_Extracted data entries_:
********************
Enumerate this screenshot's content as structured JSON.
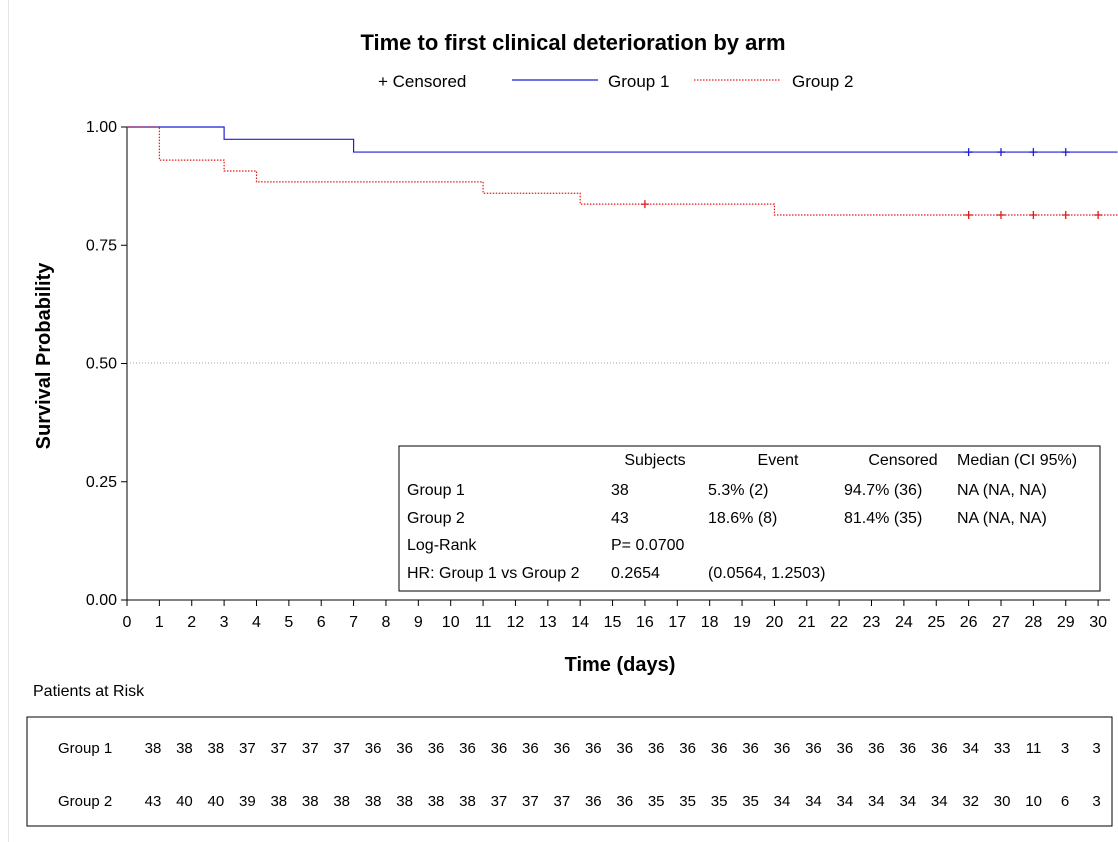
{
  "chart_data": {
    "type": "line",
    "title": "Time to first clinical deterioration by arm",
    "xlabel": "Time (days)",
    "ylabel": "Survival Probability",
    "xlim": [
      0,
      30.6
    ],
    "ylim": [
      0,
      1
    ],
    "x_ticks": [
      "0",
      "1",
      "2",
      "3",
      "4",
      "5",
      "6",
      "7",
      "8",
      "9",
      "10",
      "11",
      "12",
      "13",
      "14",
      "15",
      "16",
      "17",
      "18",
      "19",
      "20",
      "21",
      "22",
      "23",
      "24",
      "25",
      "26",
      "27",
      "28",
      "29",
      "30"
    ],
    "y_ticks": [
      "0.00",
      "0.25",
      "0.50",
      "0.75",
      "1.00"
    ],
    "reference_line_y": 0.5,
    "legend": {
      "placement": "top",
      "censored_label": "+ Censored",
      "entries": [
        "Group 1",
        "Group 2"
      ]
    },
    "series": [
      {
        "name": "Group 1",
        "color": "#1f1fd9",
        "line_style": "solid",
        "steps": [
          [
            0,
            1.0
          ],
          [
            3,
            0.974
          ],
          [
            7,
            0.947
          ]
        ],
        "end_x": 30.6,
        "censored": [
          [
            26,
            0.947
          ],
          [
            27,
            0.947
          ],
          [
            28,
            0.947
          ],
          [
            29,
            0.947
          ]
        ]
      },
      {
        "name": "Group 2",
        "color": "#e01b1b",
        "line_style": "dotted",
        "steps": [
          [
            0,
            1.0
          ],
          [
            1,
            0.93
          ],
          [
            3,
            0.907
          ],
          [
            4,
            0.884
          ],
          [
            11,
            0.86
          ],
          [
            14,
            0.837
          ],
          [
            20,
            0.814
          ]
        ],
        "end_x": 30.6,
        "censored": [
          [
            16,
            0.837
          ],
          [
            26,
            0.814
          ],
          [
            27,
            0.814
          ],
          [
            28,
            0.814
          ],
          [
            29,
            0.814
          ],
          [
            30,
            0.814
          ]
        ]
      }
    ],
    "stats_table": {
      "headers": [
        "",
        "Subjects",
        "Event",
        "Censored",
        "Median (CI 95%)"
      ],
      "rows": [
        [
          "Group 1",
          "38",
          "5.3% (2)",
          "94.7% (36)",
          "NA (NA, NA)"
        ],
        [
          "Group 2",
          "43",
          "18.6% (8)",
          "81.4% (35)",
          "NA (NA, NA)"
        ],
        [
          "Log-Rank",
          "P= 0.0700",
          "",
          "",
          ""
        ],
        [
          "HR: Group 1 vs Group 2",
          "0.2654",
          "(0.0564, 1.2503)",
          "",
          ""
        ]
      ]
    },
    "risk_table": {
      "title": "Patients at Risk",
      "rows": [
        {
          "label": "Group 1",
          "values": [
            "38",
            "38",
            "38",
            "37",
            "37",
            "37",
            "37",
            "36",
            "36",
            "36",
            "36",
            "36",
            "36",
            "36",
            "36",
            "36",
            "36",
            "36",
            "36",
            "36",
            "36",
            "36",
            "36",
            "36",
            "36",
            "36",
            "34",
            "33",
            "11",
            "3",
            "3"
          ]
        },
        {
          "label": "Group 2",
          "values": [
            "43",
            "40",
            "40",
            "39",
            "38",
            "38",
            "38",
            "38",
            "38",
            "38",
            "38",
            "37",
            "37",
            "37",
            "36",
            "36",
            "35",
            "35",
            "35",
            "35",
            "34",
            "34",
            "34",
            "34",
            "34",
            "34",
            "32",
            "30",
            "10",
            "6",
            "3"
          ]
        }
      ]
    }
  }
}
********************
The entries above must be output exactly, with every image left out.

_RESPONSE BELOW_:
Enumerate this screenshot's content as structured JSON.
{
  "chart_data": {
    "type": "line",
    "title": "Time to first clinical deterioration by arm",
    "xlabel": "Time (days)",
    "ylabel": "Survival Probability",
    "xlim": [
      0,
      30.6
    ],
    "ylim": [
      0,
      1
    ],
    "x_ticks": [
      "0",
      "1",
      "2",
      "3",
      "4",
      "5",
      "6",
      "7",
      "8",
      "9",
      "10",
      "11",
      "12",
      "13",
      "14",
      "15",
      "16",
      "17",
      "18",
      "19",
      "20",
      "21",
      "22",
      "23",
      "24",
      "25",
      "26",
      "27",
      "28",
      "29",
      "30"
    ],
    "y_ticks": [
      "0.00",
      "0.25",
      "0.50",
      "0.75",
      "1.00"
    ],
    "reference_line_y": 0.5,
    "legend": {
      "placement": "top",
      "censored_label": "+ Censored",
      "entries": [
        "Group 1",
        "Group 2"
      ]
    },
    "series": [
      {
        "name": "Group 1",
        "color": "#1f1fd9",
        "line_style": "solid",
        "steps": [
          [
            0,
            1.0
          ],
          [
            3,
            0.974
          ],
          [
            7,
            0.947
          ]
        ],
        "end_x": 30.6,
        "censored": [
          [
            26,
            0.947
          ],
          [
            27,
            0.947
          ],
          [
            28,
            0.947
          ],
          [
            29,
            0.947
          ]
        ]
      },
      {
        "name": "Group 2",
        "color": "#e01b1b",
        "line_style": "dotted",
        "steps": [
          [
            0,
            1.0
          ],
          [
            1,
            0.93
          ],
          [
            3,
            0.907
          ],
          [
            4,
            0.884
          ],
          [
            11,
            0.86
          ],
          [
            14,
            0.837
          ],
          [
            20,
            0.814
          ]
        ],
        "end_x": 30.6,
        "censored": [
          [
            16,
            0.837
          ],
          [
            26,
            0.814
          ],
          [
            27,
            0.814
          ],
          [
            28,
            0.814
          ],
          [
            29,
            0.814
          ],
          [
            30,
            0.814
          ]
        ]
      }
    ],
    "stats_table": {
      "headers": [
        "",
        "Subjects",
        "Event",
        "Censored",
        "Median (CI 95%)"
      ],
      "rows": [
        [
          "Group 1",
          "38",
          "5.3% (2)",
          "94.7% (36)",
          "NA (NA, NA)"
        ],
        [
          "Group 2",
          "43",
          "18.6% (8)",
          "81.4% (35)",
          "NA (NA, NA)"
        ],
        [
          "Log-Rank",
          "P= 0.0700",
          "",
          "",
          ""
        ],
        [
          "HR: Group 1 vs Group 2",
          "0.2654",
          "(0.0564, 1.2503)",
          "",
          ""
        ]
      ]
    },
    "risk_table": {
      "title": "Patients at Risk",
      "rows": [
        {
          "label": "Group 1",
          "values": [
            "38",
            "38",
            "38",
            "37",
            "37",
            "37",
            "37",
            "36",
            "36",
            "36",
            "36",
            "36",
            "36",
            "36",
            "36",
            "36",
            "36",
            "36",
            "36",
            "36",
            "36",
            "36",
            "36",
            "36",
            "36",
            "36",
            "34",
            "33",
            "11",
            "3",
            "3"
          ]
        },
        {
          "label": "Group 2",
          "values": [
            "43",
            "40",
            "40",
            "39",
            "38",
            "38",
            "38",
            "38",
            "38",
            "38",
            "38",
            "37",
            "37",
            "37",
            "36",
            "36",
            "35",
            "35",
            "35",
            "35",
            "34",
            "34",
            "34",
            "34",
            "34",
            "34",
            "32",
            "30",
            "10",
            "6",
            "3"
          ]
        }
      ]
    }
  }
}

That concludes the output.